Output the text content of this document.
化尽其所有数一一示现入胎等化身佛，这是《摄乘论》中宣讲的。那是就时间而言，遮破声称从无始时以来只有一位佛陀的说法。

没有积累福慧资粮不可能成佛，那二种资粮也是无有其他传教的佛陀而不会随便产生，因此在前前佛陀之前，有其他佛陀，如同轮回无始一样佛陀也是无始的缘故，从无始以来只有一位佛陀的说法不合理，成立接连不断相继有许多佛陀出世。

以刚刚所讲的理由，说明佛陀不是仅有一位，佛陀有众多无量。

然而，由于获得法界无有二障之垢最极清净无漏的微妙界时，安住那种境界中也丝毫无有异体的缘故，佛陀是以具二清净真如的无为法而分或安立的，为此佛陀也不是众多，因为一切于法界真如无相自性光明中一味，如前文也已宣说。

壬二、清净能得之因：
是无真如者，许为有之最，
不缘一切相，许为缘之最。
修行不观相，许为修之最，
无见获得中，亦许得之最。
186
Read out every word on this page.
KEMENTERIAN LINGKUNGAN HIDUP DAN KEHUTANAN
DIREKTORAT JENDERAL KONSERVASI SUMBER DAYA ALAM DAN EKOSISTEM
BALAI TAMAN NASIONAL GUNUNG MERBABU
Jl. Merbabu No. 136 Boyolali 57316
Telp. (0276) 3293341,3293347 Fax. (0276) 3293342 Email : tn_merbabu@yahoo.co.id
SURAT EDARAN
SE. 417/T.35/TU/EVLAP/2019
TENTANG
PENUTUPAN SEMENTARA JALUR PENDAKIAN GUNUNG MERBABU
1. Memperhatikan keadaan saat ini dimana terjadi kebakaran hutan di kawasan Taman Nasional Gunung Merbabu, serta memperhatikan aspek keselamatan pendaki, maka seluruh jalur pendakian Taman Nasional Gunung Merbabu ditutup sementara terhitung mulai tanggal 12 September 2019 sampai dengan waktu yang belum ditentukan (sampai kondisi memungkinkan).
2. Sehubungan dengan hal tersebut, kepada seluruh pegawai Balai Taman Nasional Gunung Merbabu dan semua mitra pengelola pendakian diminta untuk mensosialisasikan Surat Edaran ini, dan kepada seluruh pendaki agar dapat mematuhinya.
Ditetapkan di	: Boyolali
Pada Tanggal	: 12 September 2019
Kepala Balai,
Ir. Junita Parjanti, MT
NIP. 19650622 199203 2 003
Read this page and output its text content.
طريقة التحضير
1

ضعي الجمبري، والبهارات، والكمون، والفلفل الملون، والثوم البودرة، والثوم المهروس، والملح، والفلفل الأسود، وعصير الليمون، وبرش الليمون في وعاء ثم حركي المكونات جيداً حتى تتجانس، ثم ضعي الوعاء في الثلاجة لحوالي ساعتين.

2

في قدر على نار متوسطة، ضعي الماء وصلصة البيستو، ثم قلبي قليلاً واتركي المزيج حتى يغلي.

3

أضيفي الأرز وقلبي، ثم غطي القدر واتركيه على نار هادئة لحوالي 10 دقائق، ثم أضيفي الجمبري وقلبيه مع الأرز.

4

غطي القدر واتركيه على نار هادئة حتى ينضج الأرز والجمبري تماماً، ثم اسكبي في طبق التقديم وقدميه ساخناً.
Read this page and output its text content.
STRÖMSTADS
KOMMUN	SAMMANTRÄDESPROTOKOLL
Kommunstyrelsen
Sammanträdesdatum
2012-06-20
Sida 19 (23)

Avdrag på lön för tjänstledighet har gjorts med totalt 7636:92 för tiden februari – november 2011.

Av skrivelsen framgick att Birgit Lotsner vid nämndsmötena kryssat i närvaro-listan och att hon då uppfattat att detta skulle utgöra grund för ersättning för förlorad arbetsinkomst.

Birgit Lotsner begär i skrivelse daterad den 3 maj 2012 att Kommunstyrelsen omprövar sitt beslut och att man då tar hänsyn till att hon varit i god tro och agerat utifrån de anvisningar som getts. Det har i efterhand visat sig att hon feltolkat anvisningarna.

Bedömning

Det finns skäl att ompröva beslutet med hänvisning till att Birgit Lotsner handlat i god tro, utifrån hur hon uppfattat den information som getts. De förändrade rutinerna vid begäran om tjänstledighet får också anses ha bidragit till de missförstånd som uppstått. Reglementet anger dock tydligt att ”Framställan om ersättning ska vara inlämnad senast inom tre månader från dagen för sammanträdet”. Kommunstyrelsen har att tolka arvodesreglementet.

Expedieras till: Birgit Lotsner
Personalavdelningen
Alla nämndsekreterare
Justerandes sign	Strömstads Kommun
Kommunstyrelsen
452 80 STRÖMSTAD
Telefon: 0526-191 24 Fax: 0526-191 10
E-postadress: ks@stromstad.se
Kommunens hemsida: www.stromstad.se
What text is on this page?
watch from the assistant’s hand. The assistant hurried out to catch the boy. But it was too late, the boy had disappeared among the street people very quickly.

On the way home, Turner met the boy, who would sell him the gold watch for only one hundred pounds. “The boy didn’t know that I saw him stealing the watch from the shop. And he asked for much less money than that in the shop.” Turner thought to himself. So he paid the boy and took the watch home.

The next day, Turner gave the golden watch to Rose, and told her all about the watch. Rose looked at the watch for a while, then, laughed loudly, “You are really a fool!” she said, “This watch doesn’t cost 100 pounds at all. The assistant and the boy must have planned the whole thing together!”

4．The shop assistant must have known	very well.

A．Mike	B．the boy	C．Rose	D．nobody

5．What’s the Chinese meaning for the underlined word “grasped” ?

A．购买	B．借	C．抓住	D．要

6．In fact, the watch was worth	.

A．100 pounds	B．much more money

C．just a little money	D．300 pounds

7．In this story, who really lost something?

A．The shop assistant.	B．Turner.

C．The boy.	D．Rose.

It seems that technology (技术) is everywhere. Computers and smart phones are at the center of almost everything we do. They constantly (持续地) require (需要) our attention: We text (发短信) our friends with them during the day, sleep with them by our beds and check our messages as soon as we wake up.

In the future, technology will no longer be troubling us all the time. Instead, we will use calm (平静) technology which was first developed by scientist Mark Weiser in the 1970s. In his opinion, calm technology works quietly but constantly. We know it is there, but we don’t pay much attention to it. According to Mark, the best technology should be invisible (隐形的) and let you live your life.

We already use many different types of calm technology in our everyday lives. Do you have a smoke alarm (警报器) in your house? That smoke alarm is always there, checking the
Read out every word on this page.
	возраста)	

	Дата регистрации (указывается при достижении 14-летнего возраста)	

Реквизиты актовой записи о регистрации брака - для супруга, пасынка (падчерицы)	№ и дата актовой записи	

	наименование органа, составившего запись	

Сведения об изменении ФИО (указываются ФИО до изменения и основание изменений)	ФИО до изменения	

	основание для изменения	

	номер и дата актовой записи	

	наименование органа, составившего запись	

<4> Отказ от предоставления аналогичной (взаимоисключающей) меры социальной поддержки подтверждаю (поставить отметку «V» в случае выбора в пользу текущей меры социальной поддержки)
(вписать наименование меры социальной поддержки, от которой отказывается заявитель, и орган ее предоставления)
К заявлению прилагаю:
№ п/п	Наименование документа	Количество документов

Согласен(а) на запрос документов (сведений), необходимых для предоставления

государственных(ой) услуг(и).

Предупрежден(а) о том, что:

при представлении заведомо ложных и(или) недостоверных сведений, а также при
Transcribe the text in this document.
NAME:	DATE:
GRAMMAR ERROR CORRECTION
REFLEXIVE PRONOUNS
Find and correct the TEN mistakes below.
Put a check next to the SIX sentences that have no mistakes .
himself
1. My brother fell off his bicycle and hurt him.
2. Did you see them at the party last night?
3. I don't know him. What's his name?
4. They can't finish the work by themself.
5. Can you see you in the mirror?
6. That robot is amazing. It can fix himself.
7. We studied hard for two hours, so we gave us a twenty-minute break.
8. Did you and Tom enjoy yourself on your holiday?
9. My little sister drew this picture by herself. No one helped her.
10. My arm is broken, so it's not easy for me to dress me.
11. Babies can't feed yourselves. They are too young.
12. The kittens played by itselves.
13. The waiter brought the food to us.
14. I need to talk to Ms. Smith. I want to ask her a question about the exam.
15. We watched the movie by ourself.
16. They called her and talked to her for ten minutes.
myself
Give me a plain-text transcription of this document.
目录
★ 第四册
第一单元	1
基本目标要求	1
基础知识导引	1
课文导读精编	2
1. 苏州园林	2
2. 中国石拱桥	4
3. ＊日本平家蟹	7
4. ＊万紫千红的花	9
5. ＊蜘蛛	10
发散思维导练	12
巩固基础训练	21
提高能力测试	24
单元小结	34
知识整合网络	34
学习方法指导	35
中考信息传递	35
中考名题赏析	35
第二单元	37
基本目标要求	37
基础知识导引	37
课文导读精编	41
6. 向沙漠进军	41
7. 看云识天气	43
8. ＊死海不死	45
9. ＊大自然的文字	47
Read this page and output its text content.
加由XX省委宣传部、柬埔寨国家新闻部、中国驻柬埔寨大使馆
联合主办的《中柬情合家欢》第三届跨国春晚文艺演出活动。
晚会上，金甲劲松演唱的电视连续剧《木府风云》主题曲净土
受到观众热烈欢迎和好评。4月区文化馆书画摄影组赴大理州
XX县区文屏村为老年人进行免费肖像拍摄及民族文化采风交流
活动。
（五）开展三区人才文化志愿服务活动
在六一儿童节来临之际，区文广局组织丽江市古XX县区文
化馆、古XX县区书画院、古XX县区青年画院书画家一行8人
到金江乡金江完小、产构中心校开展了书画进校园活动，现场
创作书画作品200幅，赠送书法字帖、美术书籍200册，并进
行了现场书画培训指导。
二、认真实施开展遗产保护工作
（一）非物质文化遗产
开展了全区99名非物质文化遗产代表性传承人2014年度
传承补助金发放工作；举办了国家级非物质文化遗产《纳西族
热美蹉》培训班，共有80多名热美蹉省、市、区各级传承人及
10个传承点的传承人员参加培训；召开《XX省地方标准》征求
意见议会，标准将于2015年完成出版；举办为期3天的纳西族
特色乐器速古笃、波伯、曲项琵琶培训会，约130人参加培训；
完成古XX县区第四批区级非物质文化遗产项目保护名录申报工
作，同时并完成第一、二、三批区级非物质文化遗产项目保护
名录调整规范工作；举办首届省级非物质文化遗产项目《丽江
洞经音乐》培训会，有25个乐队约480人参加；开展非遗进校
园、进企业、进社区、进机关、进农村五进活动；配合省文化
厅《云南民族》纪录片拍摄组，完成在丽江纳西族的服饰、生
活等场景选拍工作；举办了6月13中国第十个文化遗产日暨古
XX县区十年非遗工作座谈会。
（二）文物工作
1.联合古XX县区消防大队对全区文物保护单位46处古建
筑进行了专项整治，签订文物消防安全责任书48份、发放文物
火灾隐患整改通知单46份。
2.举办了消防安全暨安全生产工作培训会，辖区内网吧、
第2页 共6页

===

> JOB
Check each line above for the word "сведений", and copy the lines where it appears.

> SOLUTION BELOW
Согласен(а) на запрос документов (сведений), необходимых для предоставления
при представлении заведомо ложных и(или) недостоверных сведений, а также при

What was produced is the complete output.